Dataset records:
-- START --

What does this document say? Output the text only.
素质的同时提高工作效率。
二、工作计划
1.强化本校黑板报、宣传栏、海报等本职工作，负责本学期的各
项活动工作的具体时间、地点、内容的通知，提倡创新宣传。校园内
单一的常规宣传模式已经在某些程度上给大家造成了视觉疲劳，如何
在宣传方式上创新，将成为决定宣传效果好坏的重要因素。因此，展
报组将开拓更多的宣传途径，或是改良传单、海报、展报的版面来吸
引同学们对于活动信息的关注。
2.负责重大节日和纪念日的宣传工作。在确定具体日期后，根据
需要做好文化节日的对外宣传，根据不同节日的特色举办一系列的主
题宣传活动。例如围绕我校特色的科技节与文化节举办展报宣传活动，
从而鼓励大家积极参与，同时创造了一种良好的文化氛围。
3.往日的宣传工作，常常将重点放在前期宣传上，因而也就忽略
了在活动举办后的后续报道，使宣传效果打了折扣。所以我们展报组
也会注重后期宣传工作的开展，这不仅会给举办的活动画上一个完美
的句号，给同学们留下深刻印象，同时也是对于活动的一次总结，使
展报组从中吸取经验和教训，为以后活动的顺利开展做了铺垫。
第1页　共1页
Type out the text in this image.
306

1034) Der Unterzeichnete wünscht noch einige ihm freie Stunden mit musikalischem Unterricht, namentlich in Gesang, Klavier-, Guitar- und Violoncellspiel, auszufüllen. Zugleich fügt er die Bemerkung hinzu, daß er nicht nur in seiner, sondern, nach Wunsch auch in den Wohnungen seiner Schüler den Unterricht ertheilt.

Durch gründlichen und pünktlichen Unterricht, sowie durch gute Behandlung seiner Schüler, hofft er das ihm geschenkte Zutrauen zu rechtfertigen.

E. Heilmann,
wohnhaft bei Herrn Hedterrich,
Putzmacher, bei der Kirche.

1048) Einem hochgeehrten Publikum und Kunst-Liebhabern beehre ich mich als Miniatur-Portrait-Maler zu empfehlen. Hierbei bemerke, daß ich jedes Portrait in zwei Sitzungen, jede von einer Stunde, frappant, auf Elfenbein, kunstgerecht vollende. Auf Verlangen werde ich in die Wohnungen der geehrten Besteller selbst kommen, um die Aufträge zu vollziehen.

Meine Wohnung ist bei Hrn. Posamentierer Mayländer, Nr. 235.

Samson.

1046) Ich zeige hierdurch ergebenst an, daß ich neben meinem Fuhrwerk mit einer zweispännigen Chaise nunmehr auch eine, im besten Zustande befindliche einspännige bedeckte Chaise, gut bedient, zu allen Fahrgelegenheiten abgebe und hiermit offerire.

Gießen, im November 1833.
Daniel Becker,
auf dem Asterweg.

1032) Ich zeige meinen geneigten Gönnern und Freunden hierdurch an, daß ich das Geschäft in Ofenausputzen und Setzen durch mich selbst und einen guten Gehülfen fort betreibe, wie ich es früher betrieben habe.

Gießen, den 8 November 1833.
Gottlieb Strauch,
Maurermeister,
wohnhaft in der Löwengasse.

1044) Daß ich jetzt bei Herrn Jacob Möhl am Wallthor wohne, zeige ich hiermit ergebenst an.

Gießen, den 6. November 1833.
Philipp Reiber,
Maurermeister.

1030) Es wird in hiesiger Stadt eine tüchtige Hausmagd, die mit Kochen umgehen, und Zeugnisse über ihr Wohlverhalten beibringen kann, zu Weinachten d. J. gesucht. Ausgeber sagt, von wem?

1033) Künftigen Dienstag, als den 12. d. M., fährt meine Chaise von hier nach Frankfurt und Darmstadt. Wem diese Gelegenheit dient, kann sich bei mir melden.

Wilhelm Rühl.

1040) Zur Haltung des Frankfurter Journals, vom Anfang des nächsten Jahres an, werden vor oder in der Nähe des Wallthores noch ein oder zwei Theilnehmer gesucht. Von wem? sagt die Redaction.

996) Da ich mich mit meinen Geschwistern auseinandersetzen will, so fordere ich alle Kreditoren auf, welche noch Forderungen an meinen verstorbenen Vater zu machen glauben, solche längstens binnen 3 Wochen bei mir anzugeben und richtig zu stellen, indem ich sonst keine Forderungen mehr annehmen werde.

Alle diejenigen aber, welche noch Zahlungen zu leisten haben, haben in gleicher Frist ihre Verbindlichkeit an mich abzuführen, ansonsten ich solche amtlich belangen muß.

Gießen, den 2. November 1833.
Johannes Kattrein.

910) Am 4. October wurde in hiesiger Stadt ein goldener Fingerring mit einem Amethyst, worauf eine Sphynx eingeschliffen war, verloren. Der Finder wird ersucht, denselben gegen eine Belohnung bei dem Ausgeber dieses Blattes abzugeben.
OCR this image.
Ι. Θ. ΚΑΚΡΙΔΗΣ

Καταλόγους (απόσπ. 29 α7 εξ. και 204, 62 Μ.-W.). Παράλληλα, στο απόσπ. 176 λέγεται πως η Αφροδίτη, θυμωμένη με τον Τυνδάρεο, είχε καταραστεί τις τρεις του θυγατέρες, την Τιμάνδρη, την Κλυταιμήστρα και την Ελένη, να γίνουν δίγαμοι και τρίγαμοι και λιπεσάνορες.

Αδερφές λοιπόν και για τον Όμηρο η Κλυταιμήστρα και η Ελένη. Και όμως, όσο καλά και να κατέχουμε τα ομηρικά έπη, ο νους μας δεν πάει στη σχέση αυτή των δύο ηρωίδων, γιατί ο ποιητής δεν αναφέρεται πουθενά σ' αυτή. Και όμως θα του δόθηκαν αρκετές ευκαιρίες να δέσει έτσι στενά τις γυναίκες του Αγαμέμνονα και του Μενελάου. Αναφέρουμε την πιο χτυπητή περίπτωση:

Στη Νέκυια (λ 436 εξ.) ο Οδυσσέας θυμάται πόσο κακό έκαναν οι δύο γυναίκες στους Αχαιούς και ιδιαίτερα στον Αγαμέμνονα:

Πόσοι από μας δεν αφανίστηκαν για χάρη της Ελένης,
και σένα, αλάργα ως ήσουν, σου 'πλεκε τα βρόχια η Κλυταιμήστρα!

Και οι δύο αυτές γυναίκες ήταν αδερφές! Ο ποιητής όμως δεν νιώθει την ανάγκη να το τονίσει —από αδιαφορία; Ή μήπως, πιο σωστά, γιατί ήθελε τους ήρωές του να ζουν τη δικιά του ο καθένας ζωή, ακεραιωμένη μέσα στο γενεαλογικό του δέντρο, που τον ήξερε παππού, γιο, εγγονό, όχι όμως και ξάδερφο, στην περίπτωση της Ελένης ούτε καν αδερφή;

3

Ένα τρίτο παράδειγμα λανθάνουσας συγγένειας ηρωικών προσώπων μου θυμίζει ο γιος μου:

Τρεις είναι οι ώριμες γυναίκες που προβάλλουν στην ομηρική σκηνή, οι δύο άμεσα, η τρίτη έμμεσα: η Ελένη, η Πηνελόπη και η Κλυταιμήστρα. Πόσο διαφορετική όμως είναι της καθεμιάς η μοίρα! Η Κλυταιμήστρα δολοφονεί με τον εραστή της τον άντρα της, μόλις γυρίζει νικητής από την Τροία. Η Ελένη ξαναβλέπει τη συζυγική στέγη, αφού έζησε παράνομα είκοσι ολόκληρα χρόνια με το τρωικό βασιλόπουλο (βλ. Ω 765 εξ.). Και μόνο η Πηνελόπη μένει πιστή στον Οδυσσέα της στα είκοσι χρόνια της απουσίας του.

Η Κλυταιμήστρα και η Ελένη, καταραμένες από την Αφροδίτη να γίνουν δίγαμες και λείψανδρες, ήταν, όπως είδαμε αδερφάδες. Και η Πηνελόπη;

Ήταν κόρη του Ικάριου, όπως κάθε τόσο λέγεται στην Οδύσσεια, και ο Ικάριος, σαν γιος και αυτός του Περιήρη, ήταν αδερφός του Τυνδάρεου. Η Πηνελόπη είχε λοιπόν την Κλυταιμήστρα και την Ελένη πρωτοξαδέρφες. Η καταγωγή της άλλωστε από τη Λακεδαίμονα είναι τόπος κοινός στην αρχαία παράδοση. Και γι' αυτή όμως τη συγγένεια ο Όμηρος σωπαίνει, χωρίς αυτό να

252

-- END --

* **Short problem**
Search the records above for "είχε". Copy each line where it is found.

* **Correct response**
Καταλόγους (απόσπ. 29 α7 εξ. και 204, 62 Μ.-W.). Παράλληλα, στο απόσπ. 176 λέγεται πως η Αφροδίτη, θυμωμένη με τον Τυνδάρεο, είχε καταραστεί τις τρεις του θυγατέρες, την Τιμάνδρη, την Κλυταιμήστρα και την Ελένη, να γίνουν δίγαμοι και τρίγαμοι και λιπεσάνορες.
Ήταν κόρη του Ικάριου, όπως κάθε τόσο λέγεται στην Οδύσσεια, και ο Ικάριος, σαν γιος και αυτός του Περιήρη, ήταν αδερφός του Τυνδάρεου. Η Πηνελόπη είχε λοιπόν την Κλυταιμήστρα και την Ελένη πρωτοξαδέρφες. Η καταγωγή της άλλωστε από τη Λακεδαίμονα είναι τόπος κοινός στην αρχαία παράδοση. Και γι' αυτή όμως τη συγγένεια ο Όμηρος σωπαίνει, χωρίς αυτό να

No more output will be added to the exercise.